**Exercise objective**
In the material below, find every line with "Pero" and pull it out.

Stored records
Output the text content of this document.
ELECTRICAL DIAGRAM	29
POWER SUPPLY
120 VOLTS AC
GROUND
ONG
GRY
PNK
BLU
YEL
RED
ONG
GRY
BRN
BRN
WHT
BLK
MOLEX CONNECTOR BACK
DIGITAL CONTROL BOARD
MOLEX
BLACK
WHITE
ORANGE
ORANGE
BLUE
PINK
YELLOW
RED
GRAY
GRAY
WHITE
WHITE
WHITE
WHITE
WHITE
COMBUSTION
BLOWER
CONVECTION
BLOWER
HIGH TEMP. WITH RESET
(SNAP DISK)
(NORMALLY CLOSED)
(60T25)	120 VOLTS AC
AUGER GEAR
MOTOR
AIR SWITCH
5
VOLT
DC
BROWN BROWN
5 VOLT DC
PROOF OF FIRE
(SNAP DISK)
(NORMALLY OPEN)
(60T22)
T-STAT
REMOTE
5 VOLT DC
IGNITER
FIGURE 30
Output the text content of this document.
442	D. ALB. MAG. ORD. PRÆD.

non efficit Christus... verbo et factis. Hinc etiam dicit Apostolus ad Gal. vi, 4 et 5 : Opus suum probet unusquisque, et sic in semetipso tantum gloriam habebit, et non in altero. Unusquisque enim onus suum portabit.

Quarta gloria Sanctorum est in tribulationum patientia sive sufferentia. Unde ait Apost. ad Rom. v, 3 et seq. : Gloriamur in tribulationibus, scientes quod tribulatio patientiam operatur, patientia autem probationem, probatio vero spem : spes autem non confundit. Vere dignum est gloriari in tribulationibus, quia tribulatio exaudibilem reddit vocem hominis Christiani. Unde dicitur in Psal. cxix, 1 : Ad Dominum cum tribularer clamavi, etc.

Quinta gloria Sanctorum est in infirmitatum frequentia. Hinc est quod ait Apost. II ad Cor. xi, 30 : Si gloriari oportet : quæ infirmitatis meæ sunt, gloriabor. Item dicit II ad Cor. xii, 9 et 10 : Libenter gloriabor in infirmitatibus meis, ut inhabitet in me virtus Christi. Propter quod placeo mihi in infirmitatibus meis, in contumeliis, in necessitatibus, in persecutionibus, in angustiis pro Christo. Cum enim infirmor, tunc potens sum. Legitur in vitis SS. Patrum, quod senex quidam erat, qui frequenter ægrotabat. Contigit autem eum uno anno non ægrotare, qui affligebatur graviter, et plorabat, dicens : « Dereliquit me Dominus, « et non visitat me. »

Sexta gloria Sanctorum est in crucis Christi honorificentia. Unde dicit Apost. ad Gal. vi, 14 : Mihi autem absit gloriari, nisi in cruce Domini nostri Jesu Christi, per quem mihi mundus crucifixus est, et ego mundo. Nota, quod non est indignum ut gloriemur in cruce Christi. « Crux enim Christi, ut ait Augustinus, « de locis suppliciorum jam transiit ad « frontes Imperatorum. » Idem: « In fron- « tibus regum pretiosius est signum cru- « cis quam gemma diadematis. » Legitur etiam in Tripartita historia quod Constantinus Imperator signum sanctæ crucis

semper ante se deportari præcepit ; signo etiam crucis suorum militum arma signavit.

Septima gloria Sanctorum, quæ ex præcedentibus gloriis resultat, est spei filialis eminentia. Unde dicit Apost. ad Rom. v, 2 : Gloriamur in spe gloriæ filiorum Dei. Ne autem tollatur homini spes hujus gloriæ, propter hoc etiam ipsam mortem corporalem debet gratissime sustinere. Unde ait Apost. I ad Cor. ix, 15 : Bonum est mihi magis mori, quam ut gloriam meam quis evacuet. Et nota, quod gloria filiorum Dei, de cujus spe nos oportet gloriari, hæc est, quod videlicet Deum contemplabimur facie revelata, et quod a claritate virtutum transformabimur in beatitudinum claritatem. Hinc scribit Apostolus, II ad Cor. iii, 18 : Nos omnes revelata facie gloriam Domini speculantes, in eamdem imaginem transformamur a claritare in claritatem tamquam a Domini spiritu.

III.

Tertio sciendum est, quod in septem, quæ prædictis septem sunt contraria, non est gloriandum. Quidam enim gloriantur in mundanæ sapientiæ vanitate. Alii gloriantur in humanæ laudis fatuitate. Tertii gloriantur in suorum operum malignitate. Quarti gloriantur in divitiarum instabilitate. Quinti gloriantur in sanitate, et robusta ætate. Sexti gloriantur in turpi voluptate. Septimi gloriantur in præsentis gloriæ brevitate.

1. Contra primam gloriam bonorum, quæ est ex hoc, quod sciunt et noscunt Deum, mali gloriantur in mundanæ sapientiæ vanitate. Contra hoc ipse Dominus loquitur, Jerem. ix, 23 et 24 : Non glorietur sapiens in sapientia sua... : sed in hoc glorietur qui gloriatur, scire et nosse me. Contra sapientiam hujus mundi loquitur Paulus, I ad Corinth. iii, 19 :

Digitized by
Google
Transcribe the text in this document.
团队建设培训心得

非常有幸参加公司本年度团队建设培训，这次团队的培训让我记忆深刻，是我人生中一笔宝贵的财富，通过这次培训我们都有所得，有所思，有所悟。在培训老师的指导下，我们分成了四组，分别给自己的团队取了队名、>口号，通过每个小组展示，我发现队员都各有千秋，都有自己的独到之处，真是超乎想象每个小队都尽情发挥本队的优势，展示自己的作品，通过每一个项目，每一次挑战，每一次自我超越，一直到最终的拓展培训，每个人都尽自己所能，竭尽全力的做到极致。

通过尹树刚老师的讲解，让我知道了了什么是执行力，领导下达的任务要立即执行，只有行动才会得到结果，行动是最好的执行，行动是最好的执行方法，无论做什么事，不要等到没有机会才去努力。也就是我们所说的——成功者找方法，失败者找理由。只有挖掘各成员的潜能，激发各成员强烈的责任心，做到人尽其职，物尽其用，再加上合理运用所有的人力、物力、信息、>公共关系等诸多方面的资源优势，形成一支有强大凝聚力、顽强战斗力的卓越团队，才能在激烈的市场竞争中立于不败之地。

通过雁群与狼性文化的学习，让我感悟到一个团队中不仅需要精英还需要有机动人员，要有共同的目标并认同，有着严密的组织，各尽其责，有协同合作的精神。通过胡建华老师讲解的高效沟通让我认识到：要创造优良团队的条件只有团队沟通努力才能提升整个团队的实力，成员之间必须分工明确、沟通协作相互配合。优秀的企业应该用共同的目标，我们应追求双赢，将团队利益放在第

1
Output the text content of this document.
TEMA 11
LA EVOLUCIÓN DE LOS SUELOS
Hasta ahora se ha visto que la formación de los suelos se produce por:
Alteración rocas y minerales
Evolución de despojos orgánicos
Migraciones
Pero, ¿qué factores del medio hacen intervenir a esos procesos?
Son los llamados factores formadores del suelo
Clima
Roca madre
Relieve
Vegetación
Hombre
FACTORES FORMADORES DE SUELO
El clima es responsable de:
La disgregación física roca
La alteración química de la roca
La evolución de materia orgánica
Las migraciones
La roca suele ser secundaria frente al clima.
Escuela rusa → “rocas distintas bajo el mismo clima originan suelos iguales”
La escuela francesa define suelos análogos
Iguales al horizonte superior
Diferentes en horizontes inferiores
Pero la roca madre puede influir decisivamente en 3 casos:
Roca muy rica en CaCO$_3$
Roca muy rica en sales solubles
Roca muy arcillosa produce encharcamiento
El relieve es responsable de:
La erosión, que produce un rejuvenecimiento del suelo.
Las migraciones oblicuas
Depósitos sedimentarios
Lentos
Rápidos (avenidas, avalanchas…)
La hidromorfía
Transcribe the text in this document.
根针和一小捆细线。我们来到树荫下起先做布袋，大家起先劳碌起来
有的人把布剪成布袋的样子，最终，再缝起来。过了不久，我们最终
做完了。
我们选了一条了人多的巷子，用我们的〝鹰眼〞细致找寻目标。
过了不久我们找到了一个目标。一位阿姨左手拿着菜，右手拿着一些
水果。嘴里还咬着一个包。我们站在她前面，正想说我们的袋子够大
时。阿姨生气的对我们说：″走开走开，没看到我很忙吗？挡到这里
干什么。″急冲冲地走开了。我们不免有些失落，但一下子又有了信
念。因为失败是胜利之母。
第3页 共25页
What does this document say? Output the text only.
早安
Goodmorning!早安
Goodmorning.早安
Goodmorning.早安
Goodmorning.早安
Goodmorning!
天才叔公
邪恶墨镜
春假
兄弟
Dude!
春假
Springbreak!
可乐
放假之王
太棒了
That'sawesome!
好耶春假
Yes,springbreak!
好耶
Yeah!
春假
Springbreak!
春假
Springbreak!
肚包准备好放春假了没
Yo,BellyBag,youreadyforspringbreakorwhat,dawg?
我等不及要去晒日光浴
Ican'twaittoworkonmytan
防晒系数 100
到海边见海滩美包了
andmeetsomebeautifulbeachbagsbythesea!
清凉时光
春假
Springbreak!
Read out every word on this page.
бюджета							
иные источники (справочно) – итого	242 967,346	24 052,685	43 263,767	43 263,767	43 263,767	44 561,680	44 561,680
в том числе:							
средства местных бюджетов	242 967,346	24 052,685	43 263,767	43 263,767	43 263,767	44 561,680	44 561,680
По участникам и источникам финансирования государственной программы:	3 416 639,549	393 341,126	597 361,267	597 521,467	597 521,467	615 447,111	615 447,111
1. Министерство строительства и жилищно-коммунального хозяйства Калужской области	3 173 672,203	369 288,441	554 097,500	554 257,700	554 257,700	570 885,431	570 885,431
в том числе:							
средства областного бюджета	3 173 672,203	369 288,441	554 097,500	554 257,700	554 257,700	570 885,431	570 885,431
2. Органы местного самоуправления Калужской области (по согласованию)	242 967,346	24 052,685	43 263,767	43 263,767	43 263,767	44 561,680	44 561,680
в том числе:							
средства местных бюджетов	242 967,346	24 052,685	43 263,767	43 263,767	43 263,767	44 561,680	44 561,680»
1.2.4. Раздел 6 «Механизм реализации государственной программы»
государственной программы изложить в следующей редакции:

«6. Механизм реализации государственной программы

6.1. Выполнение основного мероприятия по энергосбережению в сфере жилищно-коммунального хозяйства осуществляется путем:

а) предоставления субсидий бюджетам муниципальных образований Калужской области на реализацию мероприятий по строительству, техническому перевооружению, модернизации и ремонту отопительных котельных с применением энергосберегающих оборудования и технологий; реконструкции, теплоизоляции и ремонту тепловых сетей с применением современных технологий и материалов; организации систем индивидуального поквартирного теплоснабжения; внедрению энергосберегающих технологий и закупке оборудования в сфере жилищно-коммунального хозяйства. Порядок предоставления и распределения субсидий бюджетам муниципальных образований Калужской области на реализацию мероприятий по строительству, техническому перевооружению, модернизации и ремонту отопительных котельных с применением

**Answer to the task**
Pero, ¿qué factores del medio hacen intervenir a esos procesos?
Pero la roca madre puede influir decisivamente en 3 casos:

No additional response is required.